Written problem: Each record needs to be echoed exactly; can you do that?

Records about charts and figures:
--- START ---

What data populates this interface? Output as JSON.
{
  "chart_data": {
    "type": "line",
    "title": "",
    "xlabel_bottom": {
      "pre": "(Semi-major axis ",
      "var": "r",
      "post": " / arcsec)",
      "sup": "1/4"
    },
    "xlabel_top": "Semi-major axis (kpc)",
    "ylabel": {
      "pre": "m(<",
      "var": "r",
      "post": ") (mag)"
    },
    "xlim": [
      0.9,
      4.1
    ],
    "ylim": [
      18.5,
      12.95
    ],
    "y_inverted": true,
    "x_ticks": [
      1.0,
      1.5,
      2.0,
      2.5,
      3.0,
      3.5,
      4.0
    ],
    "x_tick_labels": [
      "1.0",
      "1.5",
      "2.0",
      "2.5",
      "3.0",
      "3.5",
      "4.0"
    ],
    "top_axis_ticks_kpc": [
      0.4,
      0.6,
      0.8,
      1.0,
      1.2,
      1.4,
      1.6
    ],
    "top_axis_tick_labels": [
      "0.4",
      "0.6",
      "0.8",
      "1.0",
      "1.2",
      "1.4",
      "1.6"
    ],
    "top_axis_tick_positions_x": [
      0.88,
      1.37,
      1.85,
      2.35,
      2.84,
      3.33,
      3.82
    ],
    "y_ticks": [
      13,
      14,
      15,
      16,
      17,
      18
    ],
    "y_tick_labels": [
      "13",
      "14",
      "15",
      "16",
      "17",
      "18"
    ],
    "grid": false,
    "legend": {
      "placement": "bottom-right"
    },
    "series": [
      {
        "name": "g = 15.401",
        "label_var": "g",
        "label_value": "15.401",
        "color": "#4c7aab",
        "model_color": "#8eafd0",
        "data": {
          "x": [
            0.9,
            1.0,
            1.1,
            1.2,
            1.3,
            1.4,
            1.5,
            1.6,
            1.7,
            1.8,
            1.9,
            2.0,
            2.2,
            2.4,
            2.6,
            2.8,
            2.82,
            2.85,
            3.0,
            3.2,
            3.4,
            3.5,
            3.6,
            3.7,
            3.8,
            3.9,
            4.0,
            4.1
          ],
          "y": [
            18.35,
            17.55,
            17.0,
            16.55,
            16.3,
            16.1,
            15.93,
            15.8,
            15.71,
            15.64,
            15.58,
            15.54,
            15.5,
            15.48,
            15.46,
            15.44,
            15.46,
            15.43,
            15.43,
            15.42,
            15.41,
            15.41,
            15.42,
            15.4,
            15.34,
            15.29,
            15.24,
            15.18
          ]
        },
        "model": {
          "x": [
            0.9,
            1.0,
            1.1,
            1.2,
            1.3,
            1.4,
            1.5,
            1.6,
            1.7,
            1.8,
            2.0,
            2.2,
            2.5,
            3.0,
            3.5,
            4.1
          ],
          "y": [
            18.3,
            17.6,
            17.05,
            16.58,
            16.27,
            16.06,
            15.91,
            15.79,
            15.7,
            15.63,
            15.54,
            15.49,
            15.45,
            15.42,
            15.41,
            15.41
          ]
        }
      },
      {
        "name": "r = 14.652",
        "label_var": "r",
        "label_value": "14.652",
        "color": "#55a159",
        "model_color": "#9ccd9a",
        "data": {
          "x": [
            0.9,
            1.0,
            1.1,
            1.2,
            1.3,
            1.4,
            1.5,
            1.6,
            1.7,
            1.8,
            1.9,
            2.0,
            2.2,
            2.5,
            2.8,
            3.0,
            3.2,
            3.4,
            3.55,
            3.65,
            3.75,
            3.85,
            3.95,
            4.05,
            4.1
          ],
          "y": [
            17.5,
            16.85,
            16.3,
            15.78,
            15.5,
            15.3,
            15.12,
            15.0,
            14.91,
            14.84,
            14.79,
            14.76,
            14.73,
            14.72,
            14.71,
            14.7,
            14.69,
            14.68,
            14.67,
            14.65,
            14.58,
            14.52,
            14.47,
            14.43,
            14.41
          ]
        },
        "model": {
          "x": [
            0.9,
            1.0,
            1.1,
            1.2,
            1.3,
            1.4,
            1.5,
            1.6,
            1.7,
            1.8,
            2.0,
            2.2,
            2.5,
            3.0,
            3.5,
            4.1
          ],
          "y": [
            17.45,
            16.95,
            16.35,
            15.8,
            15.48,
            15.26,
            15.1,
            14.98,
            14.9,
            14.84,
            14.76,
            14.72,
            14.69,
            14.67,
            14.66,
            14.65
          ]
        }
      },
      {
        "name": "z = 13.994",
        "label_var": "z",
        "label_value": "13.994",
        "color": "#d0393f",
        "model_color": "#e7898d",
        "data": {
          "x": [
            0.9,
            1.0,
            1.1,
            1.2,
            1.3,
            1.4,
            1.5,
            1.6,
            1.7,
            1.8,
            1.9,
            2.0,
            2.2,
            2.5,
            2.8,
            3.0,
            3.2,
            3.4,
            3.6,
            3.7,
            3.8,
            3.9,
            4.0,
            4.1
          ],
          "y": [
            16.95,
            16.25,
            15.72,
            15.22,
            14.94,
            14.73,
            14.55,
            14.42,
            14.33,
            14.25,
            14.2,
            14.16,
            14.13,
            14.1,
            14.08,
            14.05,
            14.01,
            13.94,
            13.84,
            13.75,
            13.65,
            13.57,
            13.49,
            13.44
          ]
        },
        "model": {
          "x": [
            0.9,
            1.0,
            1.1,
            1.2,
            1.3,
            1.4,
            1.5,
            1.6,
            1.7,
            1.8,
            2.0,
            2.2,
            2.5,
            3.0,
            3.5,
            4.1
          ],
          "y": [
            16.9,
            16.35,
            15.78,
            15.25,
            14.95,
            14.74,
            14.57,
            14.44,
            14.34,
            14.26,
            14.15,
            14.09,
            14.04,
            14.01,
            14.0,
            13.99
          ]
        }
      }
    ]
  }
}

--- END ---

Written reply:
What data populates this interface? Output as JSON.
{
  "chart_data": {
    "type": "line",
    "title": "",
    "xlabel_bottom": {
      "pre": "(Semi-major axis ",
      "var": "r",
      "post": " / arcsec)",
      "sup": "1/4"
    },
    "xlabel_top": "Semi-major axis (kpc)",
    "ylabel": {
      "pre": "m(<",
      "var": "r",
      "post": ") (mag)"
    },
    "xlim": [
      0.9,
      4.1
    ],
    "ylim": [
      18.5,
      12.95
    ],
    "y_inverted": true,
    "x_ticks": [
      1.0,
      1.5,
      2.0,
      2.5,
      3.0,
      3.5,
      4.0
    ],
    "x_tick_labels": [
      "1.0",
      "1.5",
      "2.0",
      "2.5",
      "3.0",
      "3.5",
      "4.0"
    ],
    "top_axis_ticks_kpc": [
      0.4,
      0.6,
      0.8,
      1.0,
      1.2,
      1.4,
      1.6
    ],
    "top_axis_tick_labels": [
      "0.4",
      "0.6",
      "0.8",
      "1.0",
      "1.2",
      "1.4",
      "1.6"
    ],
    "top_axis_tick_positions_x": [
      0.88,
      1.37,
      1.85,
      2.35,
      2.84,
      3.33,
      3.82
    ],
    "y_ticks": [
      13,
      14,
      15,
      16,
      17,
      18
    ],
    "y_tick_labels": [
      "13",
      "14",
      "15",
      "16",
      "17",
      "18"
    ],
    "grid": false,
    "legend": {
      "placement": "bottom-right"
    },
    "series": [
      {
        "name": "g = 15.401",
        "label_var": "g",
        "label_value": "15.401",
        "color": "#4c7aab",
        "model_color": "#8eafd0",
        "data": {
          "x": [
            0.9,
            1.0,
            1.1,
            1.2,
            1.3,
            1.4,
            1.5,
            1.6,
            1.7,
            1.8,
            1.9,
            2.0,
            2.2,
            2.4,
            2.6,
            2.8,
            2.82,
            2.85,
            3.0,
            3.2,
            3.4,
            3.5,
            3.6,
            3.7,
            3.8,
            3.9,
            4.0,
            4.1
          ],
          "y": [
            18.35,
            17.55,
            17.0,
            16.55,
            16.3,
            16.1,
            15.93,
            15.8,
            15.71,
            15.64,
            15.58,
            15.54,
            15.5,
            15.48,
            15.46,
            15.44,
            15.46,
            15.43,
            15.43,
            15.42,
            15.41,
            15.41,
            15.42,
            15.4,
            15.34,
            15.29,
            15.24,
            15.18
          ]
        },
        "model": {
          "x": [
            0.9,
            1.0,
            1.1,
            1.2,
            1.3,
            1.4,
            1.5,
            1.6,
            1.7,
            1.8,
            2.0,
            2.2,
            2.5,
            3.0,
            3.5,
            4.1
          ],
          "y": [
            18.3,
            17.6,
            17.05,
            16.58,
            16.27,
            16.06,
            15.91,
            15.79,
            15.7,
            15.63,
            15.54,
            15.49,
            15.45,
            15.42,
            15.41,
            15.41
          ]
        }
      },
      {
        "name": "r = 14.652",
        "label_var": "r",
        "label_value": "14.652",
        "color": "#55a159",
        "model_color": "#9ccd9a",
        "data": {
          "x": [
            0.9,
            1.0,
            1.1,
            1.2,
            1.3,
            1.4,
            1.5,
            1.6,
            1.7,
            1.8,
            1.9,
            2.0,
            2.2,
            2.5,
            2.8,
            3.0,
            3.2,
            3.4,
            3.55,
            3.65,
            3.75,
            3.85,
            3.95,
            4.05,
            4.1
          ],
          "y": [
            17.5,
            16.85,
            16.3,
            15.78,
            15.5,
            15.3,
            15.12,
            15.0,
            14.91,
            14.84,
            14.79,
            14.76,
            14.73,
            14.72,
            14.71,
            14.7,
            14.69,
            14.68,
            14.67,
            14.65,
            14.58,
            14.52,
            14.47,
            14.43,
            14.41
          ]
        },
        "model": {
          "x": [
            0.9,
            1.0,
            1.1,
            1.2,
            1.3,
            1.4,
            1.5,
            1.6,
            1.7,
            1.8,
            2.0,
            2.2,
            2.5,
            3.0,
            3.5,
            4.1
          ],
          "y": [
            17.45,
            16.95,
            16.35,
            15.8,
            15.48,
            15.26,
            15.1,
            14.98,
            14.9,
            14.84,
            14.76,
            14.72,
            14.69,
            14.67,
            14.66,
            14.65
          ]
        }
      },
      {
        "name": "z = 13.994",
        "label_var": "z",
        "label_value": "13.994",
        "color": "#d0393f",
        "model_color": "#e7898d",
        "data": {
          "x": [
            0.9,
            1.0,
            1.1,
            1.2,
            1.3,
            1.4,
            1.5,
            1.6,
            1.7,
            1.8,
            1.9,
            2.0,
            2.2,
            2.5,
            2.8,
            3.0,
            3.2,
            3.4,
            3.6,
            3.7,
            3.8,
            3.9,
            4.0,
            4.1
          ],
          "y": [
            16.95,
            16.25,
            15.72,
            15.22,
            14.94,
            14.73,
            14.55,
            14.42,
            14.33,
            14.25,
            14.2,
            14.16,
            14.13,
            14.1,
            14.08,
            14.05,
            14.01,
            13.94,
            13.84,
            13.75,
            13.65,
            13.57,
            13.49,
            13.44
          ]
        },
        "model": {
          "x": [
            0.9,
            1.0,
            1.1,
            1.2,
            1.3,
            1.4,
            1.5,
            1.6,
            1.7,
            1.8,
            2.0,
            2.2,
            2.5,
            3.0,
            3.5,
            4.1
          ],
          "y": [
            16.9,
            16.35,
            15.78,
            15.25,
            14.95,
            14.74,
            14.57,
            14.44,
            14.34,
            14.26,
            14.15,
            14.09,
            14.04,
            14.01,
            14.0,
            13.99
          ]
        }
      }
    ]
  }
}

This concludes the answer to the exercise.